DIRECTIONS FOR THIS TASK:
Retype the whole listing, please, keeping every line exact and dropping the pictures.

Source records:
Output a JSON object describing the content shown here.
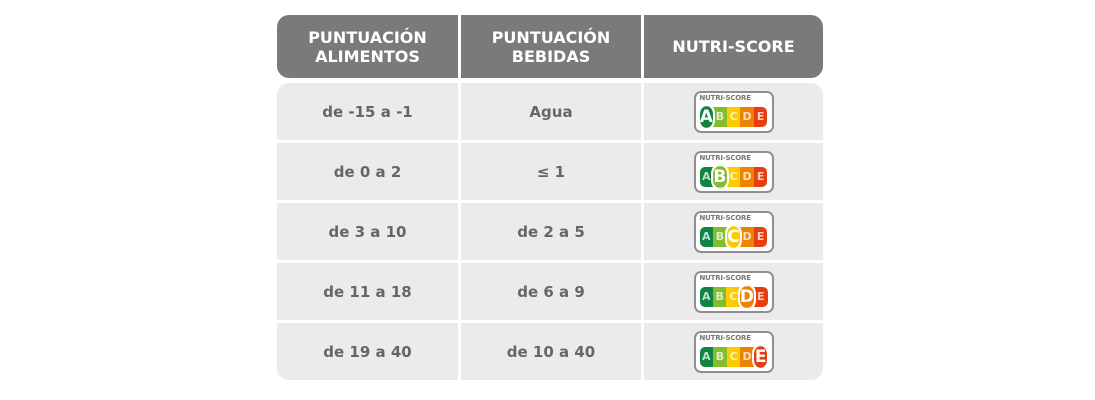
{
  "header": {
    "col1": "PUNTUACIÓN\nALIMENTOS",
    "col2": "PUNTUACIÓN\nBEBIDAS",
    "col3": "NUTRI-SCORE"
  },
  "badge": {
    "title": "NUTRI-SCORE",
    "letters": [
      "A",
      "B",
      "C",
      "D",
      "E"
    ],
    "colors": [
      "#0f8443",
      "#84bb2f",
      "#fecb03",
      "#ee8201",
      "#e63e10"
    ]
  },
  "rows": [
    {
      "alimentos": "de -15 a -1",
      "bebidas": "Agua",
      "score": "A"
    },
    {
      "alimentos": "de 0 a 2",
      "bebidas": "≤ 1",
      "score": "B"
    },
    {
      "alimentos": "de 3 a 10",
      "bebidas": "de 2 a 5",
      "score": "C"
    },
    {
      "alimentos": "de 11 a 18",
      "bebidas": "de 6 a 9",
      "score": "D"
    },
    {
      "alimentos": "de 19 a 40",
      "bebidas": "de 10 a 40",
      "score": "E"
    }
  ]
}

THE OUTPUT:
Output a JSON object describing the content shown here.
{
  "header": {
    "col1": "PUNTUACIÓN\nALIMENTOS",
    "col2": "PUNTUACIÓN\nBEBIDAS",
    "col3": "NUTRI-SCORE"
  },
  "badge": {
    "title": "NUTRI-SCORE",
    "letters": [
      "A",
      "B",
      "C",
      "D",
      "E"
    ],
    "colors": [
      "#0f8443",
      "#84bb2f",
      "#fecb03",
      "#ee8201",
      "#e63e10"
    ]
  },
  "rows": [
    {
      "alimentos": "de -15 a -1",
      "bebidas": "Agua",
      "score": "A"
    },
    {
      "alimentos": "de 0 a 2",
      "bebidas": "≤ 1",
      "score": "B"
    },
    {
      "alimentos": "de 3 a 10",
      "bebidas": "de 2 a 5",
      "score": "C"
    },
    {
      "alimentos": "de 11 a 18",
      "bebidas": "de 6 a 9",
      "score": "D"
    },
    {
      "alimentos": "de 19 a 40",
      "bebidas": "de 10 a 40",
      "score": "E"
    }
  ]
}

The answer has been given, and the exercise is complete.